WHAT YOU HAVE TO DO: The records below must be duplicated exactly, character for character.

Collected data entries:
#####
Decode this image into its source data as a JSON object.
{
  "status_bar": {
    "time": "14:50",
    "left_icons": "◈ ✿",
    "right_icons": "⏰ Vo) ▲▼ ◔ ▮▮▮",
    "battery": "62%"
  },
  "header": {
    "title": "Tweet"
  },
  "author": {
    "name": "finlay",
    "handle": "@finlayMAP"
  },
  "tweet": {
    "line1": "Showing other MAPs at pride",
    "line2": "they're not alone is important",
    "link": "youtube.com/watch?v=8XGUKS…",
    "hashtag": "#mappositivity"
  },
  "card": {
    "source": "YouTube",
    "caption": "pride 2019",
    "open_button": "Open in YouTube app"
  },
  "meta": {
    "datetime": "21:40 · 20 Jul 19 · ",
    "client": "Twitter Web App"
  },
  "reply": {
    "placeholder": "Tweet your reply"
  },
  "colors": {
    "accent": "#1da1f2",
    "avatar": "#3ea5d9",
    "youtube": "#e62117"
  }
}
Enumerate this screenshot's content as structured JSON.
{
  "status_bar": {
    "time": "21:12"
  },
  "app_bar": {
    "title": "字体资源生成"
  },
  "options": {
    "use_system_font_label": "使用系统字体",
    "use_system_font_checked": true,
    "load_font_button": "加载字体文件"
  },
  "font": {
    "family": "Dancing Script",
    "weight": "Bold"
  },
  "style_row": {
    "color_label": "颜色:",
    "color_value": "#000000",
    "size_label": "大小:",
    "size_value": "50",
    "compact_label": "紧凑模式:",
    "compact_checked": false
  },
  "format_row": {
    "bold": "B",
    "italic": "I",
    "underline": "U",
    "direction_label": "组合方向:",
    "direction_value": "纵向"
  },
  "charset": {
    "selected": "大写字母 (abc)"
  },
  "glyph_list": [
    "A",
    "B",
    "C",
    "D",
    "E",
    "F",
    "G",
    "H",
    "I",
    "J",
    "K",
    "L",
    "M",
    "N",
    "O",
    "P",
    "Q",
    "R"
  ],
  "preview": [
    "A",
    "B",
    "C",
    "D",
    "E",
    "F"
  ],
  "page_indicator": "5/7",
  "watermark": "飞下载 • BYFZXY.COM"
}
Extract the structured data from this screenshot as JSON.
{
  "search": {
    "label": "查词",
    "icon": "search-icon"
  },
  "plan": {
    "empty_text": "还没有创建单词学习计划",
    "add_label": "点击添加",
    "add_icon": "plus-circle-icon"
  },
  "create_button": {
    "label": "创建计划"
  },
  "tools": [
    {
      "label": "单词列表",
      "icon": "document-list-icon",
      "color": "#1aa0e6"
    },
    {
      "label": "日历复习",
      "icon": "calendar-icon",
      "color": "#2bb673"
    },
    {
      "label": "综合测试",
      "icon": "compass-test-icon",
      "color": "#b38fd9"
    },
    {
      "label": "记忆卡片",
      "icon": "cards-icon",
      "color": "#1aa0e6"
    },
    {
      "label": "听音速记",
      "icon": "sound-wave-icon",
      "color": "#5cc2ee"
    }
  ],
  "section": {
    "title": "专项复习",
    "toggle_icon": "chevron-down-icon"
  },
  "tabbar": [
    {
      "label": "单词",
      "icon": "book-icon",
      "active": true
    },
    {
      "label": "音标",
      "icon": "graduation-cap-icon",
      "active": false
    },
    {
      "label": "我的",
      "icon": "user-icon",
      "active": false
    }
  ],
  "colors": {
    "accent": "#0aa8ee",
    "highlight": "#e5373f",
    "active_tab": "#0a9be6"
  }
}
#####
TASK RESULT:
Decode this image into its source data as a JSON object.
{
  "status_bar": {
    "time": "14:50",
    "left_icons": "◈ ✿",
    "right_icons": "⏰ Vo) ▲▼ ◔ ▮▮▮",
    "battery": "62%"
  },
  "header": {
    "title": "Tweet"
  },
  "author": {
    "name": "finlay",
    "handle": "@finlayMAP"
  },
  "tweet": {
    "line1": "Showing other MAPs at pride",
    "line2": "they're not alone is important",
    "link": "youtube.com/watch?v=8XGUKS…",
    "hashtag": "#mappositivity"
  },
  "card": {
    "source": "YouTube",
    "caption": "pride 2019",
    "open_button": "Open in YouTube app"
  },
  "meta": {
    "datetime": "21:40 · 20 Jul 19 · ",
    "client": "Twitter Web App"
  },
  "reply": {
    "placeholder": "Tweet your reply"
  },
  "colors": {
    "accent": "#1da1f2",
    "avatar": "#3ea5d9",
    "youtube": "#e62117"
  }
}
Enumerate this screenshot's content as structured JSON.
{
  "status_bar": {
    "time": "21:12"
  },
  "app_bar": {
    "title": "字体资源生成"
  },
  "options": {
    "use_system_font_label": "使用系统字体",
    "use_system_font_checked": true,
    "load_font_button": "加载字体文件"
  },
  "font": {
    "family": "Dancing Script",
    "weight": "Bold"
  },
  "style_row": {
    "color_label": "颜色:",
    "color_value": "#000000",
    "size_label": "大小:",
    "size_value": "50",
    "compact_label": "紧凑模式:",
    "compact_checked": false
  },
  "format_row": {
    "bold": "B",
    "italic": "I",
    "underline": "U",
    "direction_label": "组合方向:",
    "direction_value": "纵向"
  },
  "charset": {
    "selected": "大写字母 (abc)"
  },
  "glyph_list": [
    "A",
    "B",
    "C",
    "D",
    "E",
    "F",
    "G",
    "H",
    "I",
    "J",
    "K",
    "L",
    "M",
    "N",
    "O",
    "P",
    "Q",
    "R"
  ],
  "preview": [
    "A",
    "B",
    "C",
    "D",
    "E",
    "F"
  ],
  "page_indicator": "5/7",
  "watermark": "飞下载 • BYFZXY.COM"
}
Extract the structured data from this screenshot as JSON.
{
  "search": {
    "label": "查词",
    "icon": "search-icon"
  },
  "plan": {
    "empty_text": "还没有创建单词学习计划",
    "add_label": "点击添加",
    "add_icon": "plus-circle-icon"
  },
  "create_button": {
    "label": "创建计划"
  },
  "tools": [
    {
      "label": "单词列表",
      "icon": "document-list-icon",
      "color": "#1aa0e6"
    },
    {
      "label": "日历复习",
      "icon": "calendar-icon",
      "color": "#2bb673"
    },
    {
      "label": "综合测试",
      "icon": "compass-test-icon",
      "color": "#b38fd9"
    },
    {
      "label": "记忆卡片",
      "icon": "cards-icon",
      "color": "#1aa0e6"
    },
    {
      "label": "听音速记",
      "icon": "sound-wave-icon",
      "color": "#5cc2ee"
    }
  ],
  "section": {
    "title": "专项复习",
    "toggle_icon": "chevron-down-icon"
  },
  "tabbar": [
    {
      "label": "单词",
      "icon": "book-icon",
      "active": true
    },
    {
      "label": "音标",
      "icon": "graduation-cap-icon",
      "active": false
    },
    {
      "label": "我的",
      "icon": "user-icon",
      "active": false
    }
  ],
  "colors": {
    "accent": "#0aa8ee",
    "highlight": "#e5373f",
    "active_tab": "#0a9be6"
  }
}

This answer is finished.